▶ _Travail à faire_
Poursuivez l'extrait sur le parcours de l'économiste Noriko Hama en reprenant juste après sa dernière phrase.

▶ _Extrait de texte_

L’économiste Noriko Hama, spécialiste de l’économie européenne et mondiale, revient sur son parcours atypique, marqué par un séjour précoce à Londres, qui a façonné sa vision du monde et sa manière d’analyser les enjeux économiques. Elle souligne l’importance de définir clairement les objectifs et les moyens avant d’entreprendre toute réforme économique.
Noriko Hama, professeure à la Graduate School of Business de l’Université Doshisha, est devenue une figure reconnue du débat économique au Japon, notamment grâce à ses interventions régulières dans les médias, comme l’émission « Hodo Station » sur TV Asahi. Son approche, souvent percutante, se distingue par une analyse rigoureuse et une remise en question des idées reçues.
Son regard critique sur l’économie s’est développé dès son enfance. Entre 8 et 12 ans, elle a vécu à Wimbledon, une banlieue de Londres, en raison du travail de son père dans une société commerciale. Cette immersion précoce dans un environnement culturel différent a été déterminante.
« J’ai intégré une école privée pour filles gérée par un couvent catholique et, en trois mois, j’ai pu parler anglais sans difficulté », explique-t-elle. Cette école, de petite taille – environ 200 élèves – lui a permis de s’intégrer rapidement et de découvrir une société britannique aux valeurs et aux codes différents de ceux du Japon.

▶ _Données enregistrées_
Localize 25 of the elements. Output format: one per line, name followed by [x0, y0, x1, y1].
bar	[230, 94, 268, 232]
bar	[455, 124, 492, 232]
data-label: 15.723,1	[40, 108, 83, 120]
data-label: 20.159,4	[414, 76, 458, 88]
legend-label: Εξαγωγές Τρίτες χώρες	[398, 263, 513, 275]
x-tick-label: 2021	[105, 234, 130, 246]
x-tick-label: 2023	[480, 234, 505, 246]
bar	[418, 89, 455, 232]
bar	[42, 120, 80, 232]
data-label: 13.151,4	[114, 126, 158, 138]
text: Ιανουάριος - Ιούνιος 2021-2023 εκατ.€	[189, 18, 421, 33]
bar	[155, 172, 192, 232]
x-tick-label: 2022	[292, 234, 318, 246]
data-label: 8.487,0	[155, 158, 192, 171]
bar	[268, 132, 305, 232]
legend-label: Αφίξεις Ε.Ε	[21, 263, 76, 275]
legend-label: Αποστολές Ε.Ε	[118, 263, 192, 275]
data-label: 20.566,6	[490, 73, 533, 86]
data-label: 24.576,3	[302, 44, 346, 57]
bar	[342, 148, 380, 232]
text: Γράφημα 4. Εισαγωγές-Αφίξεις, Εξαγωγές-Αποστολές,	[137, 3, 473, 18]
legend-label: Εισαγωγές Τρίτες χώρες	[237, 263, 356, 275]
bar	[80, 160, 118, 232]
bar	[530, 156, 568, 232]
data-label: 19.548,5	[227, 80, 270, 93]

▶ _Zone de réponse_
Cette expérience a mis en évidence un contraste frappant entre les deux sociétés. Elle a ainsi pu observer de visu les réalités d’un monde en pleine mutation, une perspective qui a profondément influencé sa carrière d’économiste et sa capacité à analyser les dynamiques économiques globales.
Interrogée sur les moyens de relancer l’économie japonaise, Noriko Hama insiste sur la nécessité d’une réflexion préalable : « Pour qui, dans quel but et quel type de politiques ? Si ce n’est pas clair, quoi que vous fassiez, cela ne servira à rien. » Cette phrase, concise et directe, résume sa philosophie : toute action économique doit être guidée par une vision claire et des objectifs précis.